Supplied data:

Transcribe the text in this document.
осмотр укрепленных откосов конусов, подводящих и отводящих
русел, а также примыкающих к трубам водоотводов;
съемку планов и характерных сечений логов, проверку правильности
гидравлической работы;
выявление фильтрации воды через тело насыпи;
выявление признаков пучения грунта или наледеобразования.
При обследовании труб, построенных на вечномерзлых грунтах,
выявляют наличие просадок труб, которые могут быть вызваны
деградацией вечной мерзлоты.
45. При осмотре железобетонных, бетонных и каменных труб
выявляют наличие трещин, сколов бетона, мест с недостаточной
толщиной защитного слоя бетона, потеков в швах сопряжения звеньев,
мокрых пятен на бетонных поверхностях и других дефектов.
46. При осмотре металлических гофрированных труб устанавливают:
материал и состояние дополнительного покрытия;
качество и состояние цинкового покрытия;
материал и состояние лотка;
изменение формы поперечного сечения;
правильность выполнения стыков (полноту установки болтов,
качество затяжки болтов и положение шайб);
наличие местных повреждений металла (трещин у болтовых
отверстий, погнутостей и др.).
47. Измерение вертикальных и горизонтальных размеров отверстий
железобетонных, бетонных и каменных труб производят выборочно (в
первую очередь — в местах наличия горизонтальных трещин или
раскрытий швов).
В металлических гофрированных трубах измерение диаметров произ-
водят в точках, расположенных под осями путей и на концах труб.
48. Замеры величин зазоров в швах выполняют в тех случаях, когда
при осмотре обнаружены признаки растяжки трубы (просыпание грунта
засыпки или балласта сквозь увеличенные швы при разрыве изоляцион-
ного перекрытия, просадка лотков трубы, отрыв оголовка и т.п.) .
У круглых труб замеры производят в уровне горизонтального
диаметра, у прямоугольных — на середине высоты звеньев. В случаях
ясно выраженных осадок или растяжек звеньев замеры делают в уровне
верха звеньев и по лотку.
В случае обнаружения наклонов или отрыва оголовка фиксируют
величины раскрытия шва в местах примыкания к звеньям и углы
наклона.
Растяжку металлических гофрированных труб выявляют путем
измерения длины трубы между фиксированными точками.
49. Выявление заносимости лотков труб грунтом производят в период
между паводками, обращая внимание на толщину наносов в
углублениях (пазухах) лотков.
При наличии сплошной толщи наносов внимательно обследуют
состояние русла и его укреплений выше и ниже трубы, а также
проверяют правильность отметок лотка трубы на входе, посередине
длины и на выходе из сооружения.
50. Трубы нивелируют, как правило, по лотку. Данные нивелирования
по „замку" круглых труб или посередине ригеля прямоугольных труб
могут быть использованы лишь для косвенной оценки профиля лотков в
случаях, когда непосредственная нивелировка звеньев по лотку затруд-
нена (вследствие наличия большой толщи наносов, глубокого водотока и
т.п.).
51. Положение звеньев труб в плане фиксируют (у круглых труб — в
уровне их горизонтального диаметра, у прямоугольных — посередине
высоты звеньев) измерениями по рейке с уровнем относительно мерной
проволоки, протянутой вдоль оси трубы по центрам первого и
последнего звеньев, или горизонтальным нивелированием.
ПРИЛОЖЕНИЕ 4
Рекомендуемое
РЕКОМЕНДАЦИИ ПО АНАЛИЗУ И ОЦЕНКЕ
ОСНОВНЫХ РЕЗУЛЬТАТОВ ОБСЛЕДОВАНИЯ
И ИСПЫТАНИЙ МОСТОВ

Problem statement: Return what is listed above, exactly and completely.

Exercise response:
Transcribe the text in this document.
осмотр укрепленных откосов конусов, подводящих и отводящих
русел, а также примыкающих к трубам водоотводов;
съемку планов и характерных сечений логов, проверку правильности
гидравлической работы;
выявление фильтрации воды через тело насыпи;
выявление признаков пучения грунта или наледеобразования.
При обследовании труб, построенных на вечномерзлых грунтах,
выявляют наличие просадок труб, которые могут быть вызваны
деградацией вечной мерзлоты.
45. При осмотре железобетонных, бетонных и каменных труб
выявляют наличие трещин, сколов бетона, мест с недостаточной
толщиной защитного слоя бетона, потеков в швах сопряжения звеньев,
мокрых пятен на бетонных поверхностях и других дефектов.
46. При осмотре металлических гофрированных труб устанавливают:
материал и состояние дополнительного покрытия;
качество и состояние цинкового покрытия;
материал и состояние лотка;
изменение формы поперечного сечения;
правильность выполнения стыков (полноту установки болтов,
качество затяжки болтов и положение шайб);
наличие местных повреждений металла (трещин у болтовых
отверстий, погнутостей и др.).
47. Измерение вертикальных и горизонтальных размеров отверстий
железобетонных, бетонных и каменных труб производят выборочно (в
первую очередь — в местах наличия горизонтальных трещин или
раскрытий швов).
В металлических гофрированных трубах измерение диаметров произ-
водят в точках, расположенных под осями путей и на концах труб.
48. Замеры величин зазоров в швах выполняют в тех случаях, когда
при осмотре обнаружены признаки растяжки трубы (просыпание грунта
засыпки или балласта сквозь увеличенные швы при разрыве изоляцион-
ного перекрытия, просадка лотков трубы, отрыв оголовка и т.п.) .
У круглых труб замеры производят в уровне горизонтального
диаметра, у прямоугольных — на середине высоты звеньев. В случаях
ясно выраженных осадок или растяжек звеньев замеры делают в уровне
верха звеньев и по лотку.
В случае обнаружения наклонов или отрыва оголовка фиксируют
величины раскрытия шва в местах примыкания к звеньям и углы
наклона.
Растяжку металлических гофрированных труб выявляют путем
измерения длины трубы между фиксированными точками.
49. Выявление заносимости лотков труб грунтом производят в период
между паводками, обращая внимание на толщину наносов в
углублениях (пазухах) лотков.
При наличии сплошной толщи наносов внимательно обследуют
состояние русла и его укреплений выше и ниже трубы, а также
проверяют правильность отметок лотка трубы на входе, посередине
длины и на выходе из сооружения.
50. Трубы нивелируют, как правило, по лотку. Данные нивелирования
по „замку" круглых труб или посередине ригеля прямоугольных труб
могут быть использованы лишь для косвенной оценки профиля лотков в
случаях, когда непосредственная нивелировка звеньев по лотку затруд-
нена (вследствие наличия большой толщи наносов, глубокого водотока и
т.п.).
51. Положение звеньев труб в плане фиксируют (у круглых труб — в
уровне их горизонтального диаметра, у прямоугольных — посередине
высоты звеньев) измерениями по рейке с уровнем относительно мерной
проволоки, протянутой вдоль оси трубы по центрам первого и
последнего звеньев, или горизонтальным нивелированием.
ПРИЛОЖЕНИЕ 4
Рекомендуемое
РЕКОМЕНДАЦИИ ПО АНАЛИЗУ И ОЦЕНКЕ
ОСНОВНЫХ РЕЗУЛЬТАТОВ ОБСЛЕДОВАНИЯ
И ИСПЫТАНИЙ МОСТОВ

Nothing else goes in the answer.